Consigne 1
Dans l'extrait consacré à la famille Boltanski, renommez « Mère-Grand » en « Grand-Maman » et reproduisez tout ce qui va de « La cache de » jusqu'à « la moindre aide. ».
Consigne 2
D'après l'extrait consacré à la famille Boltanski, dans quel arrondissement de Paris se trouve l'hôtel particulier où vit cette famille ?

Extrait source

□ □ □ □ □

La cache de Christophe Boltanski : Grand Corps malade

Ils ne fêtent aucun anniversaire, bannissent la moindre photo, se déplacent même au bout de la rue tous ensemble, voyagent collés dans une Fiat 500 et ne scolarisent pas leurs enfants. Eux, ce sont les Boltanski, une famille qui vit repliée dans un hôtel particulier du 7e arrondissement de Paris. Il y a Étienne, le grand-père, médecin avisé, mais allergique au sang. Une grand-mère que l’on appelle Mère-Grand, comme dans les contes, atteinte de polio et refusant la moindre aide.

 

Châtelaine en Mayenne, cette grande bourgeoise organise chez elle les réunions… du Parti communiste. Sans oublier les générations suivantes, Christian, Christophe, Ariane et Luc, tous dévoués à leurs ainés pour ne jamais questionner ce fonctionnement pour le moins particulier.

□ □ □ □ □

Lignes
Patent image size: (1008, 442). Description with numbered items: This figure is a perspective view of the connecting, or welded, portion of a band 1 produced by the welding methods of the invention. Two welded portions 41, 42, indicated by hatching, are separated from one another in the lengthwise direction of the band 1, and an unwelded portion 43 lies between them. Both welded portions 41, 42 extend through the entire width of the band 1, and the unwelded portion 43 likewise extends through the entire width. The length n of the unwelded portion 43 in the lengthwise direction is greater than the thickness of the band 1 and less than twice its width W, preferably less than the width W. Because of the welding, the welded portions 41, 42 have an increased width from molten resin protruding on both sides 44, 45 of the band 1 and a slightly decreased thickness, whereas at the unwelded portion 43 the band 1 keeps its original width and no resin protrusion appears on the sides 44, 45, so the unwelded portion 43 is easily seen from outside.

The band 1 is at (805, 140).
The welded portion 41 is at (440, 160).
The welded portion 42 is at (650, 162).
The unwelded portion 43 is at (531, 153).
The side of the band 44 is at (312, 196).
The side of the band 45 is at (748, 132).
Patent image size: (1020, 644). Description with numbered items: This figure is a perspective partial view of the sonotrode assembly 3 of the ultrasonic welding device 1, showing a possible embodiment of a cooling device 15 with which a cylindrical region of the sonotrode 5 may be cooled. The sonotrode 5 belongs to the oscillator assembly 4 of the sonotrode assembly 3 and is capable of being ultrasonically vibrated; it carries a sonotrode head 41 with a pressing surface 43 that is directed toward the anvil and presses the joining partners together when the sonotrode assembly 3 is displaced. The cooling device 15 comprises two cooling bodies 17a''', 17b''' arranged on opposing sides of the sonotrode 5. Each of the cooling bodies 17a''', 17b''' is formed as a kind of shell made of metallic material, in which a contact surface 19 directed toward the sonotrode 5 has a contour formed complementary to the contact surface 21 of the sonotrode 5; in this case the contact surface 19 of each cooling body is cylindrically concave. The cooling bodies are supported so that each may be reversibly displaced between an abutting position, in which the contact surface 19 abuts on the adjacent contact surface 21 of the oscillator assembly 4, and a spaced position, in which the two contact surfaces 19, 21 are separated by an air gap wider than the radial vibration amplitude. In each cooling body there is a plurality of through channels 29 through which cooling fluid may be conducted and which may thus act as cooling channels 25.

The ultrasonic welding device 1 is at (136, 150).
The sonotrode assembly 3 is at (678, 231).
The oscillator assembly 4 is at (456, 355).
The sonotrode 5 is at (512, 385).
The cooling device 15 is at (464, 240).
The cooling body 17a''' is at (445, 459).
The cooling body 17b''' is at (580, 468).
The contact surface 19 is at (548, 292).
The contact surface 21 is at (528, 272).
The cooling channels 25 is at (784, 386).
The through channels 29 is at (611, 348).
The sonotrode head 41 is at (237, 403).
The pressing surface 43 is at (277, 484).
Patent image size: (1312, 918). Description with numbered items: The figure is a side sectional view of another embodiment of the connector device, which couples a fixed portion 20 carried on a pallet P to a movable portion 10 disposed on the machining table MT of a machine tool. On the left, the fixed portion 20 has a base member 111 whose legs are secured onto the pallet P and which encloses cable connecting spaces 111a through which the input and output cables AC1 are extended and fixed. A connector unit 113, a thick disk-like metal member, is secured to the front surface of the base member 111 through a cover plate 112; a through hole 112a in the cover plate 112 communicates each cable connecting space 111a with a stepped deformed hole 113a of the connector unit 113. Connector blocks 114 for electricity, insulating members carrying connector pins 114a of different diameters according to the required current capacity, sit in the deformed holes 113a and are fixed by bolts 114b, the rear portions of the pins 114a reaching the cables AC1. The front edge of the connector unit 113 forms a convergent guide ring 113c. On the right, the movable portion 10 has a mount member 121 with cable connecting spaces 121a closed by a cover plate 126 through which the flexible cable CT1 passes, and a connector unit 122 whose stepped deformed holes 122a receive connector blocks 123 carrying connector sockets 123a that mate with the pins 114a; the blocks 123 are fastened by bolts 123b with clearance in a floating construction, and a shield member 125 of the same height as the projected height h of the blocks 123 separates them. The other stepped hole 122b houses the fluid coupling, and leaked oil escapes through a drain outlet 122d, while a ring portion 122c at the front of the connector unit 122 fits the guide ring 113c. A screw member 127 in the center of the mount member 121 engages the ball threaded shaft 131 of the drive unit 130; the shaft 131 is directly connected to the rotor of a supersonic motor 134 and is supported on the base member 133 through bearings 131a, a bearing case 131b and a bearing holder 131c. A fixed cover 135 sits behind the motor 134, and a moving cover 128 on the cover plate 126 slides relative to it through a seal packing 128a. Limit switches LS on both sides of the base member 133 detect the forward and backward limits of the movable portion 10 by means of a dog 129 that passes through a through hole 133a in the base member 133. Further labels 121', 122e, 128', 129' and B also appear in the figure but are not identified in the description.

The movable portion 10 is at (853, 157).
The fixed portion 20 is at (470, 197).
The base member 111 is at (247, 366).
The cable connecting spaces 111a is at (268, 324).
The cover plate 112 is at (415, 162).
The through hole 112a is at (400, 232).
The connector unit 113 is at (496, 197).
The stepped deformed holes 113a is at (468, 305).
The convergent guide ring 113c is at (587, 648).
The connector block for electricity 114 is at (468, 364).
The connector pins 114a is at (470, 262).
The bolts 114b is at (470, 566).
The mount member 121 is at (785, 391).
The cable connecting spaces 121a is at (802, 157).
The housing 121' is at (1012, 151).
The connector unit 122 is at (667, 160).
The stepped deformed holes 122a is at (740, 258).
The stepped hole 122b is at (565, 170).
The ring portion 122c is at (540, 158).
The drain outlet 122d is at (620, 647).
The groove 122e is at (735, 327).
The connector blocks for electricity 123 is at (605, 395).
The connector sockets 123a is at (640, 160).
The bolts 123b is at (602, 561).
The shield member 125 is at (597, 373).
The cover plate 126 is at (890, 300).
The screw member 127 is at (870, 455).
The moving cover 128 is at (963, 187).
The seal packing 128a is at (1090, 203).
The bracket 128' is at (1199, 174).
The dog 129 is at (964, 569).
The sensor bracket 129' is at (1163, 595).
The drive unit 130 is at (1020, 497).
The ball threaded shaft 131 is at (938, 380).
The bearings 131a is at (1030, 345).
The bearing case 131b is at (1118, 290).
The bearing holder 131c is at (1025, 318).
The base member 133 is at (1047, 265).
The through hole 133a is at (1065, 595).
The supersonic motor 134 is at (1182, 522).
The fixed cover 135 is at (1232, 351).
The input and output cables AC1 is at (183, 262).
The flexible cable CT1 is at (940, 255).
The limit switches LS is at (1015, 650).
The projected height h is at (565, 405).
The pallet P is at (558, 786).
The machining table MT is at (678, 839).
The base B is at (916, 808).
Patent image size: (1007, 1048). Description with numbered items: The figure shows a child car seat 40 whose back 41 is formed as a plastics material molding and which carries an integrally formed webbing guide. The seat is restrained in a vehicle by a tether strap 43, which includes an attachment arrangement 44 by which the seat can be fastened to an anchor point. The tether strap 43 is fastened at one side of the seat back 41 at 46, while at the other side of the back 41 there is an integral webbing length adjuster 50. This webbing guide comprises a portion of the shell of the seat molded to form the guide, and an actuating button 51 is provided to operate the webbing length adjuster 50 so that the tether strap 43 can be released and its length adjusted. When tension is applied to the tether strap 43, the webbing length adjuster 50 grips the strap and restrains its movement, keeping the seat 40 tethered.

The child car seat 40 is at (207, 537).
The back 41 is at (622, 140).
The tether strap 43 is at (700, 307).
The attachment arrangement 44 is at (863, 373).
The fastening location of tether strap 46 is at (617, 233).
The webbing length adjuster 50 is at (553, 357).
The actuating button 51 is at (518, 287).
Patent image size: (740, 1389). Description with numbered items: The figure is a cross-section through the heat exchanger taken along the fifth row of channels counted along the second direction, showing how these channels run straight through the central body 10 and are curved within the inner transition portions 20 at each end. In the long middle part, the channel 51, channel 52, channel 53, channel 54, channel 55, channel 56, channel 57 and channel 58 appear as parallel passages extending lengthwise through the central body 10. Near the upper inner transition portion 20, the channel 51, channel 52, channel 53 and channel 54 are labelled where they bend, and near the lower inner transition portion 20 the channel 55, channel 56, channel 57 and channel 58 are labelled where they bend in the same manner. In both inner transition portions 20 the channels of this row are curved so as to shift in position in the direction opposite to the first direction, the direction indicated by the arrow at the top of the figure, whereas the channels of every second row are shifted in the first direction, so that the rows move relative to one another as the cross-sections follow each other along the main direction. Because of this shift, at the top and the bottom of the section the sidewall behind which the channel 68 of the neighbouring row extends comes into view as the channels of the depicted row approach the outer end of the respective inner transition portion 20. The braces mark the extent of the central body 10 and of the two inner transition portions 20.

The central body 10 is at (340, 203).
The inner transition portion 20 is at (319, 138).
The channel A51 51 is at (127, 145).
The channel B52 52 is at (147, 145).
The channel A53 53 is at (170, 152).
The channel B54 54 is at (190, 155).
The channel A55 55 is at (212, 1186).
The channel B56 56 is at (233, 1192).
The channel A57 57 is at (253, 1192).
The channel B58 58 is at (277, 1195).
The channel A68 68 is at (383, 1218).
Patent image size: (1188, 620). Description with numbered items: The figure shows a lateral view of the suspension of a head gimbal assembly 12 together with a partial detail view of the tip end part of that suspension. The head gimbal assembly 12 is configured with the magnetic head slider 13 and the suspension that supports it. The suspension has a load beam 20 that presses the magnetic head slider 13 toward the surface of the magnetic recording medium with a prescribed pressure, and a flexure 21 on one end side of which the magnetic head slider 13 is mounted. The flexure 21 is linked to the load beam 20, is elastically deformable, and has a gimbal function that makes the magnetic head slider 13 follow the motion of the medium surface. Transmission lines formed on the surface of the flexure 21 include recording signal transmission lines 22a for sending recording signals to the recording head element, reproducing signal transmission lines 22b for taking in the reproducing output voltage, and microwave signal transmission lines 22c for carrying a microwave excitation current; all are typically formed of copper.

□ □ □ □ □

Réponse complète 1
La cache de Christophe Boltanski : Grand Corps malade

Ils ne fêtent aucun anniversaire, bannissent la moindre photo, se déplacent même au bout de la rue tous ensemble, voyagent collés dans une Fiat 500 et ne scolarisent pas leurs enfants. Eux, ce sont les Boltanski, une famille qui vit repliée dans un hôtel particulier du 7e arrondissement de Paris. Il y a Étienne, le grand-père, médecin avisé, mais allergique au sang. Une grand-mère que l’on appelle Grand-Maman, comme dans les contes, atteinte de polio et refusant la moindre aide.

Réponse complète 2
Dans le 7e arrondissement de Paris.